-- START OF WORKING DATA --
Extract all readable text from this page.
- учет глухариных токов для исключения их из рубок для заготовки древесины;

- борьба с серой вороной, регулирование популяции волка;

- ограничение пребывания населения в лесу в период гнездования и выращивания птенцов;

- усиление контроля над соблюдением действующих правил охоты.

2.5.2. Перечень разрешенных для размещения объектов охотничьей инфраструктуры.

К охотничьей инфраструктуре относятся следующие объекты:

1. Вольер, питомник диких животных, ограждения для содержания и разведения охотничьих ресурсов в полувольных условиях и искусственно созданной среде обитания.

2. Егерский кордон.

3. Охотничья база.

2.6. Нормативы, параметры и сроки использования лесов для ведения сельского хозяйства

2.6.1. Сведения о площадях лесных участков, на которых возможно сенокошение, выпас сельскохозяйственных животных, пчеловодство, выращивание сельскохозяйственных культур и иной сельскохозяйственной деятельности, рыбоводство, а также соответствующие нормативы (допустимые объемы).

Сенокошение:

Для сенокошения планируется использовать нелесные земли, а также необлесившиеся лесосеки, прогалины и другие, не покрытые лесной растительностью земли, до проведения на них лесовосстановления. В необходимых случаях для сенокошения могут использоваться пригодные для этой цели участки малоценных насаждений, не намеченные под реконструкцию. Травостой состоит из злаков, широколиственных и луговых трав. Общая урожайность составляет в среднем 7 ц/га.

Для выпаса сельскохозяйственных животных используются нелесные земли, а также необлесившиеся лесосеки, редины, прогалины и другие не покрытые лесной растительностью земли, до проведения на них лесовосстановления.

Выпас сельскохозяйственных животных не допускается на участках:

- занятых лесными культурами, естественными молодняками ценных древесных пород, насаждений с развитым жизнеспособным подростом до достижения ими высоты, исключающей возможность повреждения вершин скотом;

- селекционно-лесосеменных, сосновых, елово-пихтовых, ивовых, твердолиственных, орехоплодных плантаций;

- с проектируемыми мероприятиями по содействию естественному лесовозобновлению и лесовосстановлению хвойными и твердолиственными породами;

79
-- END OF WORKING DATA --
▶ [DIRECTIONS FOR THIS TASK]: Set out the complete listing exactly as shown.

▶ [THE RESULT]:
Extract all readable text from this page.
- учет глухариных токов для исключения их из рубок для заготовки древесины;

- борьба с серой вороной, регулирование популяции волка;

- ограничение пребывания населения в лесу в период гнездования и выращивания птенцов;

- усиление контроля над соблюдением действующих правил охоты.

2.5.2. Перечень разрешенных для размещения объектов охотничьей инфраструктуры.

К охотничьей инфраструктуре относятся следующие объекты:

1. Вольер, питомник диких животных, ограждения для содержания и разведения охотничьих ресурсов в полувольных условиях и искусственно созданной среде обитания.

2. Егерский кордон.

3. Охотничья база.

2.6. Нормативы, параметры и сроки использования лесов для ведения сельского хозяйства

2.6.1. Сведения о площадях лесных участков, на которых возможно сенокошение, выпас сельскохозяйственных животных, пчеловодство, выращивание сельскохозяйственных культур и иной сельскохозяйственной деятельности, рыбоводство, а также соответствующие нормативы (допустимые объемы).

Сенокошение:

Для сенокошения планируется использовать нелесные земли, а также необлесившиеся лесосеки, прогалины и другие, не покрытые лесной растительностью земли, до проведения на них лесовосстановления. В необходимых случаях для сенокошения могут использоваться пригодные для этой цели участки малоценных насаждений, не намеченные под реконструкцию. Травостой состоит из злаков, широколиственных и луговых трав. Общая урожайность составляет в среднем 7 ц/га.

Для выпаса сельскохозяйственных животных используются нелесные земли, а также необлесившиеся лесосеки, редины, прогалины и другие не покрытые лесной растительностью земли, до проведения на них лесовосстановления.

Выпас сельскохозяйственных животных не допускается на участках:

- занятых лесными культурами, естественными молодняками ценных древесных пород, насаждений с развитым жизнеспособным подростом до достижения ими высоты, исключающей возможность повреждения вершин скотом;

- селекционно-лесосеменных, сосновых, елово-пихтовых, ивовых, твердолиственных, орехоплодных плантаций;

- с проектируемыми мероприятиями по содействию естественному лесовозобновлению и лесовосстановлению хвойными и твердолиственными породами;

79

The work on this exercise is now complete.